## begin Information supplied

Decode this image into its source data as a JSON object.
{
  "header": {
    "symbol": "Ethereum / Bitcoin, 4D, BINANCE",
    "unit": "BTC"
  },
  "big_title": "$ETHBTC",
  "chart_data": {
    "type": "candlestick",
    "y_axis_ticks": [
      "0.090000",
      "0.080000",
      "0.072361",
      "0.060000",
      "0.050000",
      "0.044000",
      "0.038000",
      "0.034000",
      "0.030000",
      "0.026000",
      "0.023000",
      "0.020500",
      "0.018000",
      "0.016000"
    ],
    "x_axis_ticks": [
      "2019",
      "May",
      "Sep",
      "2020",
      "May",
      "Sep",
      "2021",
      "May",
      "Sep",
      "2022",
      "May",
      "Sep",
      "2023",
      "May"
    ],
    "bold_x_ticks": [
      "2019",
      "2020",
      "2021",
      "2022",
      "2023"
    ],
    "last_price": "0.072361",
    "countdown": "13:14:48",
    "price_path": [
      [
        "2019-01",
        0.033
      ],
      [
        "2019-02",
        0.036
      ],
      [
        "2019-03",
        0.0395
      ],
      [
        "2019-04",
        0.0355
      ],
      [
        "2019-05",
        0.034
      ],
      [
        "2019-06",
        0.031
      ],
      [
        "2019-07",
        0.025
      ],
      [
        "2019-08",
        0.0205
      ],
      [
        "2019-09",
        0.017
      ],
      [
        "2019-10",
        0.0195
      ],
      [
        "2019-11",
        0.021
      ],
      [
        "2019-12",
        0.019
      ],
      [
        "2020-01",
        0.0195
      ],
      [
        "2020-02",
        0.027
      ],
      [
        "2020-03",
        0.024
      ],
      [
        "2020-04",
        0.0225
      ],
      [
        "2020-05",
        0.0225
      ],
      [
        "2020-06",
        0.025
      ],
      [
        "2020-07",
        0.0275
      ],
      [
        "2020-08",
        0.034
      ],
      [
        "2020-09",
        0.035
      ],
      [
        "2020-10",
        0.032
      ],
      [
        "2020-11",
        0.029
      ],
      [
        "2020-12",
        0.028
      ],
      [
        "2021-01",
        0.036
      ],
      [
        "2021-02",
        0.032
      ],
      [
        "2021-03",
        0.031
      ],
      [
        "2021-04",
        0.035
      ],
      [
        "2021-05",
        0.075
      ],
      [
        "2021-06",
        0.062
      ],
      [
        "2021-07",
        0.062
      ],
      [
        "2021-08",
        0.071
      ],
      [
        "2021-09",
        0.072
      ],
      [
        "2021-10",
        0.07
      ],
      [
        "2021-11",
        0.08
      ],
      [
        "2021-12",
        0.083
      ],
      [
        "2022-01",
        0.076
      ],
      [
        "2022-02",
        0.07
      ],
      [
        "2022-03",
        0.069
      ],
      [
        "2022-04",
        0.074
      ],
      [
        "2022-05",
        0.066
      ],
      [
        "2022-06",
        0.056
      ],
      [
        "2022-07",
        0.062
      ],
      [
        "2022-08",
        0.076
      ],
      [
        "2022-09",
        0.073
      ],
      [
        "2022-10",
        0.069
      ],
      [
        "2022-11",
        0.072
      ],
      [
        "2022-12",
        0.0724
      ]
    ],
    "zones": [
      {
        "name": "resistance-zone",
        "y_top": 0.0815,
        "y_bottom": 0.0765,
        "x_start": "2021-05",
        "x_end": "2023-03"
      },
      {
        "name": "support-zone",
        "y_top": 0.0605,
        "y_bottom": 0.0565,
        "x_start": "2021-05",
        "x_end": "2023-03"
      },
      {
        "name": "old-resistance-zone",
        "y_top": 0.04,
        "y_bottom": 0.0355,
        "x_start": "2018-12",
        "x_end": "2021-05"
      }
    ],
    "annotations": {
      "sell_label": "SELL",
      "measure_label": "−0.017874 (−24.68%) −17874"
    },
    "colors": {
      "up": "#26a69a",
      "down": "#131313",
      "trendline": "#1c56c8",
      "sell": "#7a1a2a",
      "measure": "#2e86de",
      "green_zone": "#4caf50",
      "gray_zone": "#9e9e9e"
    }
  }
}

## end Information supplied

Given problem »
Using the data above, print every record exactly as shown.

The reply »
Decode this image into its source data as a JSON object.
{
  "header": {
    "symbol": "Ethereum / Bitcoin, 4D, BINANCE",
    "unit": "BTC"
  },
  "big_title": "$ETHBTC",
  "chart_data": {
    "type": "candlestick",
    "y_axis_ticks": [
      "0.090000",
      "0.080000",
      "0.072361",
      "0.060000",
      "0.050000",
      "0.044000",
      "0.038000",
      "0.034000",
      "0.030000",
      "0.026000",
      "0.023000",
      "0.020500",
      "0.018000",
      "0.016000"
    ],
    "x_axis_ticks": [
      "2019",
      "May",
      "Sep",
      "2020",
      "May",
      "Sep",
      "2021",
      "May",
      "Sep",
      "2022",
      "May",
      "Sep",
      "2023",
      "May"
    ],
    "bold_x_ticks": [
      "2019",
      "2020",
      "2021",
      "2022",
      "2023"
    ],
    "last_price": "0.072361",
    "countdown": "13:14:48",
    "price_path": [
      [
        "2019-01",
        0.033
      ],
      [
        "2019-02",
        0.036
      ],
      [
        "2019-03",
        0.0395
      ],
      [
        "2019-04",
        0.0355
      ],
      [
        "2019-05",
        0.034
      ],
      [
        "2019-06",
        0.031
      ],
      [
        "2019-07",
        0.025
      ],
      [
        "2019-08",
        0.0205
      ],
      [
        "2019-09",
        0.017
      ],
      [
        "2019-10",
        0.0195
      ],
      [
        "2019-11",
        0.021
      ],
      [
        "2019-12",
        0.019
      ],
      [
        "2020-01",
        0.0195
      ],
      [
        "2020-02",
        0.027
      ],
      [
        "2020-03",
        0.024
      ],
      [
        "2020-04",
        0.0225
      ],
      [
        "2020-05",
        0.0225
      ],
      [
        "2020-06",
        0.025
      ],
      [
        "2020-07",
        0.0275
      ],
      [
        "2020-08",
        0.034
      ],
      [
        "2020-09",
        0.035
      ],
      [
        "2020-10",
        0.032
      ],
      [
        "2020-11",
        0.029
      ],
      [
        "2020-12",
        0.028
      ],
      [
        "2021-01",
        0.036
      ],
      [
        "2021-02",
        0.032
      ],
      [
        "2021-03",
        0.031
      ],
      [
        "2021-04",
        0.035
      ],
      [
        "2021-05",
        0.075
      ],
      [
        "2021-06",
        0.062
      ],
      [
        "2021-07",
        0.062
      ],
      [
        "2021-08",
        0.071
      ],
      [
        "2021-09",
        0.072
      ],
      [
        "2021-10",
        0.07
      ],
      [
        "2021-11",
        0.08
      ],
      [
        "2021-12",
        0.083
      ],
      [
        "2022-01",
        0.076
      ],
      [
        "2022-02",
        0.07
      ],
      [
        "2022-03",
        0.069
      ],
      [
        "2022-04",
        0.074
      ],
      [
        "2022-05",
        0.066
      ],
      [
        "2022-06",
        0.056
      ],
      [
        "2022-07",
        0.062
      ],
      [
        "2022-08",
        0.076
      ],
      [
        "2022-09",
        0.073
      ],
      [
        "2022-10",
        0.069
      ],
      [
        "2022-11",
        0.072
      ],
      [
        "2022-12",
        0.0724
      ]
    ],
    "zones": [
      {
        "name": "resistance-zone",
        "y_top": 0.0815,
        "y_bottom": 0.0765,
        "x_start": "2021-05",
        "x_end": "2023-03"
      },
      {
        "name": "support-zone",
        "y_top": 0.0605,
        "y_bottom": 0.0565,
        "x_start": "2021-05",
        "x_end": "2023-03"
      },
      {
        "name": "old-resistance-zone",
        "y_top": 0.04,
        "y_bottom": 0.0355,
        "x_start": "2018-12",
        "x_end": "2021-05"
      }
    ],
    "annotations": {
      "sell_label": "SELL",
      "measure_label": "−0.017874 (−24.68%) −17874"
    },
    "colors": {
      "up": "#26a69a",
      "down": "#131313",
      "trendline": "#1c56c8",
      "sell": "#7a1a2a",
      "measure": "#2e86de",
      "green_zone": "#4caf50",
      "gray_zone": "#9e9e9e"
    }
  }
}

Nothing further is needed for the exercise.